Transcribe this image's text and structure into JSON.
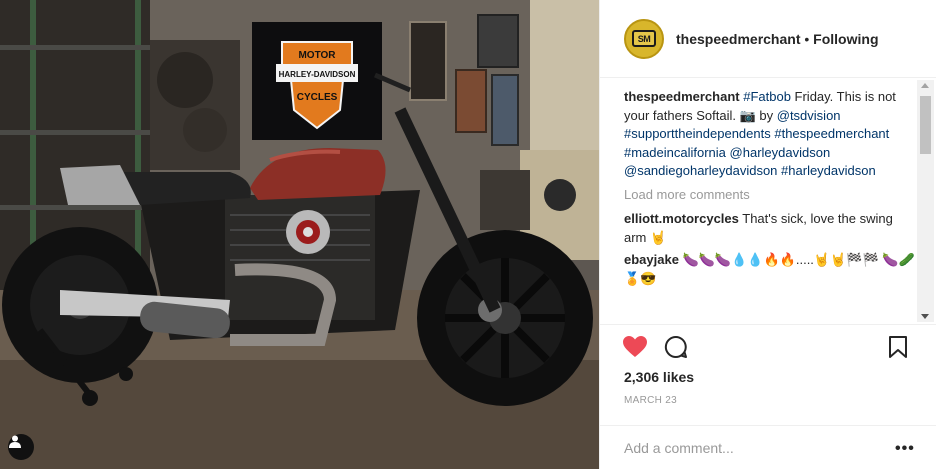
{
  "post": {
    "image_alt": "Custom Harley-Davidson Fatbob motorcycle in a workshop",
    "banner_text_top": "MOTOR",
    "banner_text_mid": "HARLEY-DAVIDSON",
    "banner_text_bottom": "CYCLES"
  },
  "header": {
    "username": "thespeedmerchant",
    "separator": " • ",
    "follow_state": "Following",
    "avatar_text": "SM"
  },
  "caption": {
    "username": "thespeedmerchant",
    "parts": {
      "hashtag_fatbob": "#Fatbob",
      "text1": " Friday. This is not your fathers Softail. 📷 by ",
      "mention_tsdvision": "@tsdvision",
      "hashtag_support": "#supporttheindependents",
      "hashtag_speedmerchant": "#thespeedmerchant",
      "hashtag_madeincalifornia": "#madeincalifornia",
      "mention_harleydavidson": "@harleydavidson",
      "mention_sandiego": "@sandiegoharleydavidson",
      "hashtag_harleydavidson": "#harleydavidson"
    }
  },
  "load_more": "Load more comments",
  "comments": [
    {
      "username": "elliott.motorcycles",
      "text": " That's sick, love the swing arm 🤘"
    },
    {
      "username": "ebayjake",
      "text": " 🍆🍆🍆💧💧🔥🔥.....🤘🤘🏁🏁 🍆🥒🏅😎"
    }
  ],
  "actions": {
    "likes": "2,306 likes",
    "date": "MARCH 23"
  },
  "comment_input": {
    "placeholder": "Add a comment...",
    "more_label": "•••"
  },
  "colors": {
    "like_red": "#ed4956",
    "link_blue": "#003569",
    "muted_gray": "#999999"
  },
  "icons": [
    "heart-icon",
    "comment-icon",
    "bookmark-icon",
    "user-tag-icon",
    "more-options-icon"
  ]
}
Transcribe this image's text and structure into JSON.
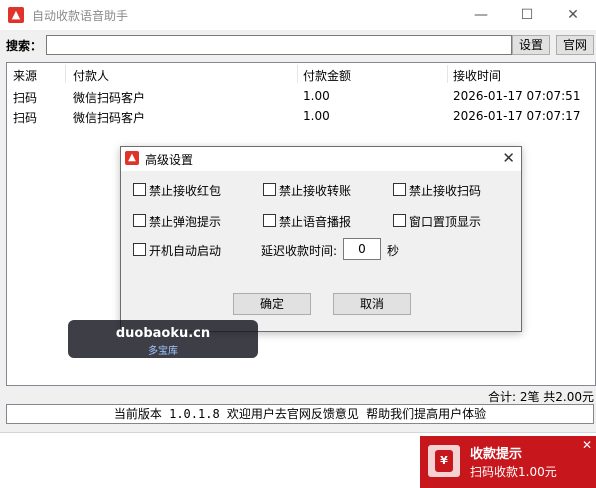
{
  "window": {
    "title": "自动收款语音助手",
    "minimize_glyph": "—",
    "maximize_glyph": "☐",
    "close_glyph": "✕"
  },
  "search": {
    "label": "搜索：",
    "value": "",
    "settings_label": "设置",
    "website_label": "官网"
  },
  "table": {
    "headers": [
      "来源",
      "付款人",
      "付款金额",
      "接收时间"
    ],
    "rows": [
      {
        "source": "扫码",
        "payer": "微信扫码客户",
        "amount": "1.00",
        "time": "2026-01-17 07:07:51"
      },
      {
        "source": "扫码",
        "payer": "微信扫码客户",
        "amount": "1.00",
        "time": "2026-01-17 07:07:17"
      }
    ]
  },
  "summary": "合计: 2笔 共2.00元",
  "footer": "当前版本 1.0.1.8 欢迎用户去官网反馈意见 帮助我们提高用户体验",
  "dialog": {
    "title": "高级设置",
    "close_glyph": "✕",
    "options": [
      {
        "label": "禁止接收红包",
        "checked": false
      },
      {
        "label": "禁止接收转账",
        "checked": false
      },
      {
        "label": "禁止接收扫码",
        "checked": false
      },
      {
        "label": "禁止弹泡提示",
        "checked": false
      },
      {
        "label": "禁止语音播报",
        "checked": false
      },
      {
        "label": "窗口置顶显示",
        "checked": false
      },
      {
        "label": "开机自动启动",
        "checked": false
      }
    ],
    "delay_label": "延迟收款时间:",
    "delay_value": "0",
    "delay_unit": "秒",
    "ok_label": "确定",
    "cancel_label": "取消"
  },
  "watermark": {
    "main": "duobaoku.cn",
    "sub": "多宝库"
  },
  "toast": {
    "title": "收款提示",
    "message": "扫码收款1.00元",
    "close_glyph": "✕",
    "icon_glyph": "¥"
  }
}
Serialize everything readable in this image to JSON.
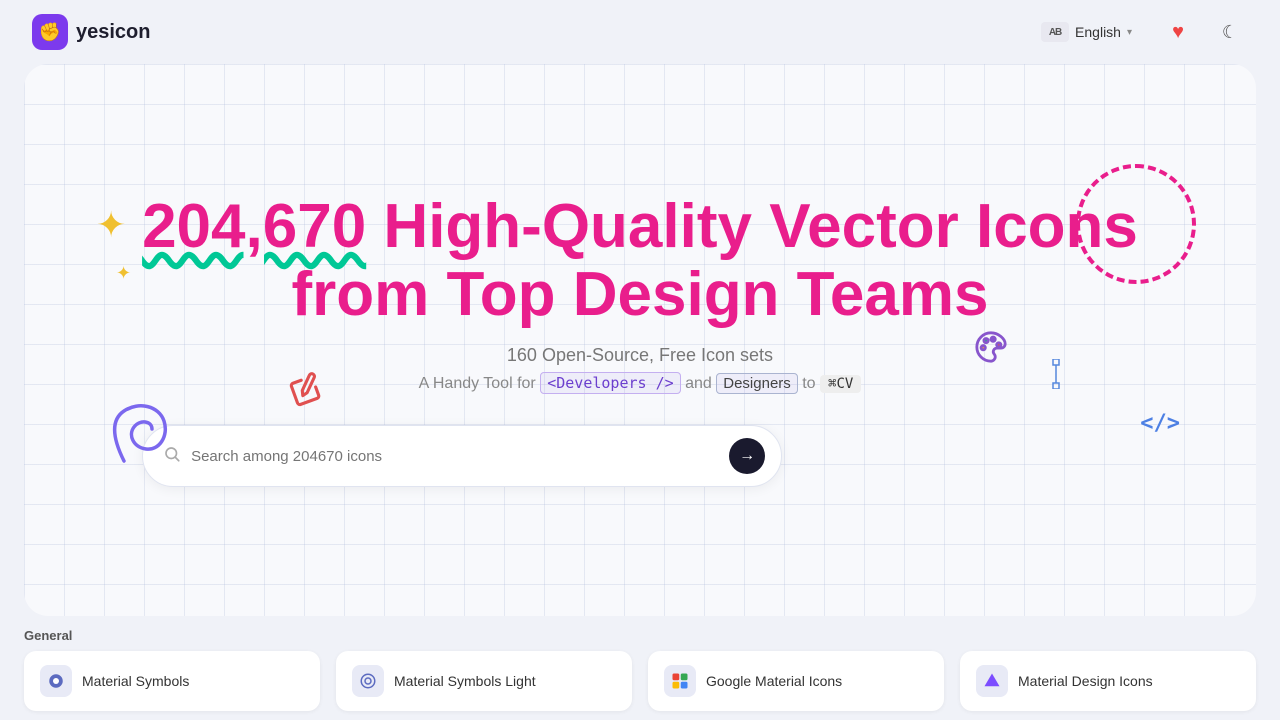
{
  "navbar": {
    "logo_text": "yesicon",
    "logo_emoji": "✊",
    "lang_label": "English",
    "lang_abbr": "AB",
    "heart_icon": "♥",
    "moon_icon": "☾"
  },
  "hero": {
    "icon_count": "204,670",
    "title_part1": " High-Quality Vector Icons",
    "title_line2": "from Top Design Teams",
    "subtitle": "160 Open-Source, Free Icon sets",
    "desc_prefix": "A Handy Tool for",
    "dev_tag": "<Developers />",
    "desc_and": "and",
    "design_tag": "Designers",
    "desc_to": "to",
    "cmd_tag": "⌘CV",
    "search_placeholder": "Search among 204670 icons",
    "search_arrow": "→"
  },
  "decorative": {
    "sparkle": "✦",
    "code_tag": "</>"
  },
  "categories": {
    "label": "General",
    "cards": [
      {
        "name": "Material Symbols",
        "icon": "⬛"
      },
      {
        "name": "Material Symbols Light",
        "icon": "⬜"
      },
      {
        "name": "Google Material Icons",
        "icon": "◉"
      },
      {
        "name": "Material Design Icons",
        "icon": "◈"
      }
    ]
  }
}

-------

• **What is asked**:
Reproduce all the records verbatim, excluding images.

• **Output for this task**:
Transcribe this image's text and structure into JSON.
{
  "post": {
    "image_alt": "Custom Harley-Davidson Fatbob motorcycle in a workshop",
    "banner_text_top": "MOTOR",
    "banner_text_mid": "HARLEY-DAVIDSON",
    "banner_text_bottom": "CYCLES"
  },
  "header": {
    "username": "thespeedmerchant",
    "separator": " • ",
    "follow_state": "Following",
    "avatar_text": "SM"
  },
  "caption": {
    "username": "thespeedmerchant",
    "parts": {
      "hashtag_fatbob": "#Fatbob",
      "text1": " Friday. This is not your fathers Softail. 📷 by ",
      "mention_tsdvision": "@tsdvision",
      "hashtag_support": "#supporttheindependents",
      "hashtag_speedmerchant": "#thespeedmerchant",
      "hashtag_madeincalifornia": "#madeincalifornia",
      "mention_harleydavidson": "@harleydavidson",
      "mention_sandiego": "@sandiegoharleydavidson",
      "hashtag_harleydavidson": "#harleydavidson"
    }
  },
  "load_more": "Load more comments",
  "comments": [
    {
      "username": "elliott.motorcycles",
      "text": " That's sick, love the swing arm 🤘"
    },
    {
      "username": "ebayjake",
      "text": " 🍆🍆🍆💧💧🔥🔥.....🤘🤘🏁🏁 🍆🥒🏅😎"
    }
  ],
  "actions": {
    "likes": "2,306 likes",
    "date": "MARCH 23"
  },
  "comment_input": {
    "placeholder": "Add a comment...",
    "more_label": "•••"
  },
  "colors": {
    "like_red": "#ed4956",
    "link_blue": "#003569",
    "muted_gray": "#999999"
  },
  "icons": [
    "heart-icon",
    "comment-icon",
    "bookmark-icon",
    "user-tag-icon",
    "more-options-icon"
  ]
}
Transcribe this image's text and structure into JSON.
{
  "window": {
    "title": "自动收款语音助手",
    "minimize_glyph": "—",
    "maximize_glyph": "☐",
    "close_glyph": "✕"
  },
  "search": {
    "label": "搜索：",
    "value": "",
    "settings_label": "设置",
    "website_label": "官网"
  },
  "table": {
    "headers": [
      "来源",
      "付款人",
      "付款金额",
      "接收时间"
    ],
    "rows": [
      {
        "source": "扫码",
        "payer": "微信扫码客户",
        "amount": "1.00",
        "time": "2026-01-17 07:07:51"
      },
      {
        "source": "扫码",
        "payer": "微信扫码客户",
        "amount": "1.00",
        "time": "2026-01-17 07:07:17"
      }
    ]
  },
  "summary": "合计: 2笔 共2.00元",
  "footer": "当前版本 1.0.1.8 欢迎用户去官网反馈意见 帮助我们提高用户体验",
  "dialog": {
    "title": "高级设置",
    "close_glyph": "✕",
    "options": [
      {
        "label": "禁止接收红包",
        "checked": false
      },
      {
        "label": "禁止接收转账",
        "checked": false
      },
      {
        "label": "禁止接收扫码",
        "checked": false
      },
      {
        "label": "禁止弹泡提示",
        "checked": false
      },
      {
        "label": "禁止语音播报",
        "checked": false
      },
      {
        "label": "窗口置顶显示",
        "checked": false
      },
      {
        "label": "开机自动启动",
        "checked": false
      }
    ],
    "delay_label": "延迟收款时间:",
    "delay_value": "0",
    "delay_unit": "秒",
    "ok_label": "确定",
    "cancel_label": "取消"
  },
  "watermark": {
    "main": "duobaoku.cn",
    "sub": "多宝库"
  },
  "toast": {
    "title": "收款提示",
    "message": "扫码收款1.00元",
    "close_glyph": "✕",
    "icon_glyph": "¥"
  }
}
Serialize everything readable in this image to JSON.
{
  "navbar": {
    "logo_text": "yesicon",
    "logo_emoji": "✊",
    "lang_label": "English",
    "lang_abbr": "AB",
    "heart_icon": "♥",
    "moon_icon": "☾"
  },
  "hero": {
    "icon_count": "204,670",
    "title_part1": " High-Quality Vector Icons",
    "title_line2": "from Top Design Teams",
    "subtitle": "160 Open-Source, Free Icon sets",
    "desc_prefix": "A Handy Tool for",
    "dev_tag": "<Developers />",
    "desc_and": "and",
    "design_tag": "Designers",
    "desc_to": "to",
    "cmd_tag": "⌘CV",
    "search_placeholder": "Search among 204670 icons",
    "search_arrow": "→"
  },
  "decorative": {
    "sparkle": "✦",
    "code_tag": "</>"
  },
  "categories": {
    "label": "General",
    "cards": [
      {
        "name": "Material Symbols",
        "icon": "⬛"
      },
      {
        "name": "Material Symbols Light",
        "icon": "⬜"
      },
      {
        "name": "Google Material Icons",
        "icon": "◉"
      },
      {
        "name": "Material Design Icons",
        "icon": "◈"
      }
    ]
  }
}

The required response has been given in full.